*TASK INPUTS*.
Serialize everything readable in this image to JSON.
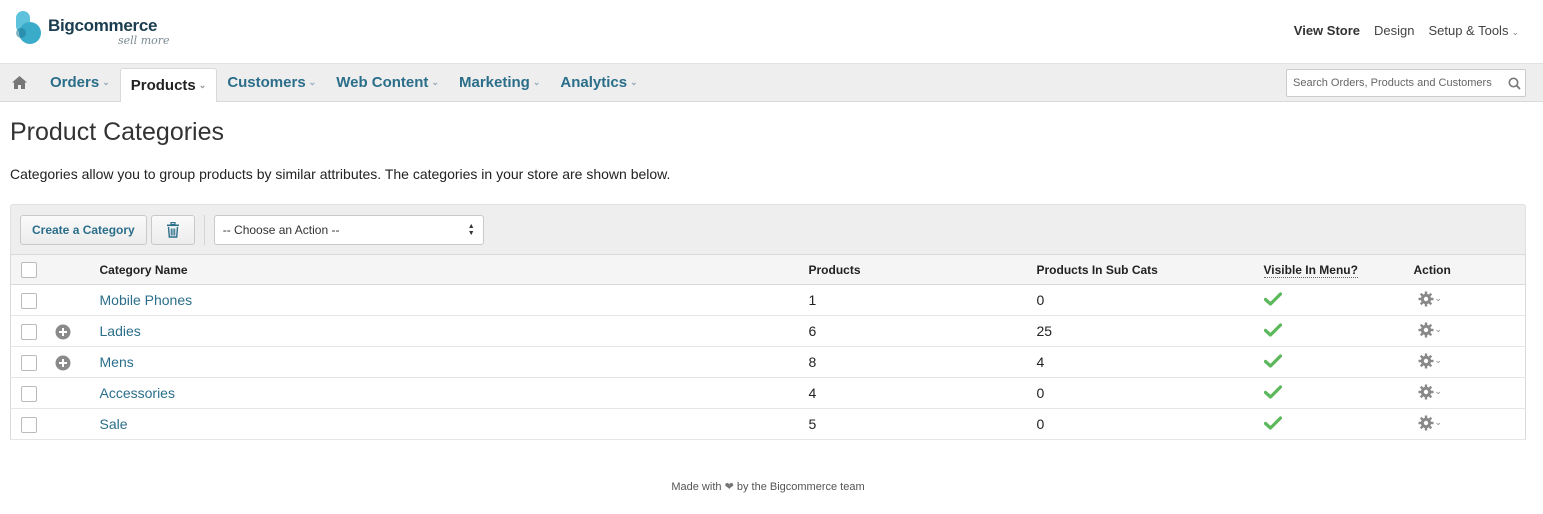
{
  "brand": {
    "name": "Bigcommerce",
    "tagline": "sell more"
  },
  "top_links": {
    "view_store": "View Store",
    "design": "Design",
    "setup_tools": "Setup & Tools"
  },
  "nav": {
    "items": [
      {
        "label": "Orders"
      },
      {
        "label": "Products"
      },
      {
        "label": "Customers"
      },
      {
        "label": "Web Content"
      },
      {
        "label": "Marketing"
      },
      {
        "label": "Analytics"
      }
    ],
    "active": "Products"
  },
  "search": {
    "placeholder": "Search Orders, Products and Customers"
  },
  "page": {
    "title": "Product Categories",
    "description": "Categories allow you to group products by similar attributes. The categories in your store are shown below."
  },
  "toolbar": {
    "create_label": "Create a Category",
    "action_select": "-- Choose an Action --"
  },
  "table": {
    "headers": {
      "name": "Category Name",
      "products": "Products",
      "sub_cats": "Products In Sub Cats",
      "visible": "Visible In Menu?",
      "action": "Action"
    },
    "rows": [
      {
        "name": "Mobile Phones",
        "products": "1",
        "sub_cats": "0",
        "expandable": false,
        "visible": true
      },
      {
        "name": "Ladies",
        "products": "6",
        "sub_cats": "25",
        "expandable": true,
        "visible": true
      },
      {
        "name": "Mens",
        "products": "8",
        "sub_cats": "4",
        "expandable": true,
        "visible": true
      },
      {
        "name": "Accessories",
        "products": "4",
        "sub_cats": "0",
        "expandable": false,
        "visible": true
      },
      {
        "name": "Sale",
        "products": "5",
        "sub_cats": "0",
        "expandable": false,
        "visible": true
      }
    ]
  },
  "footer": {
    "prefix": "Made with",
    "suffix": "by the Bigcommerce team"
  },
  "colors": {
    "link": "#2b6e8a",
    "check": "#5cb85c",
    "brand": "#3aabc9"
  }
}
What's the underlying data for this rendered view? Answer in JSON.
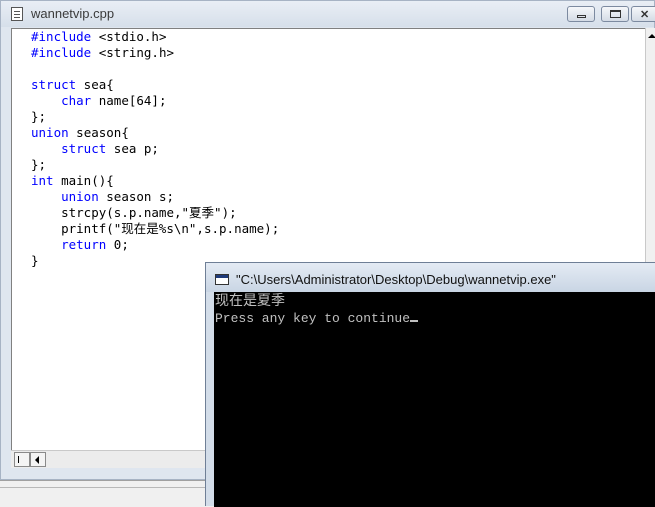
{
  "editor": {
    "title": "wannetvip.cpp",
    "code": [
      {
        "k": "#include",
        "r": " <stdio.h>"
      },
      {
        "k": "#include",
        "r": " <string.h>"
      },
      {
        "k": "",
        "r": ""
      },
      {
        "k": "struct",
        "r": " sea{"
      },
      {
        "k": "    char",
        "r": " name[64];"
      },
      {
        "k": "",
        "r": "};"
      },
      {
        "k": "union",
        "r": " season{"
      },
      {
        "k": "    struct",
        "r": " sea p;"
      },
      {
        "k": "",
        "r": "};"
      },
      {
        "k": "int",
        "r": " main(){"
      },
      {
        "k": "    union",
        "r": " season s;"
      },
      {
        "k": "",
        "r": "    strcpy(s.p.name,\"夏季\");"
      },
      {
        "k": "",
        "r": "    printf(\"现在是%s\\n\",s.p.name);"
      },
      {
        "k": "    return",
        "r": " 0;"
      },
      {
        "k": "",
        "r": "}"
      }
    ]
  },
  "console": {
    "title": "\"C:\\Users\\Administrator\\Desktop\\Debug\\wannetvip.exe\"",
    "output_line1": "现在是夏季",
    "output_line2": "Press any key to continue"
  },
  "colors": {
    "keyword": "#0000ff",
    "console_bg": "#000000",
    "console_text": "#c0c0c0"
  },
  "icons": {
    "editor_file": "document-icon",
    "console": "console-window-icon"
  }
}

*GIVEN INSTRUCTION*.
Report how many lines of the listing above include the word "Category". Say nothing but the number.

*THE ANSWER*.
2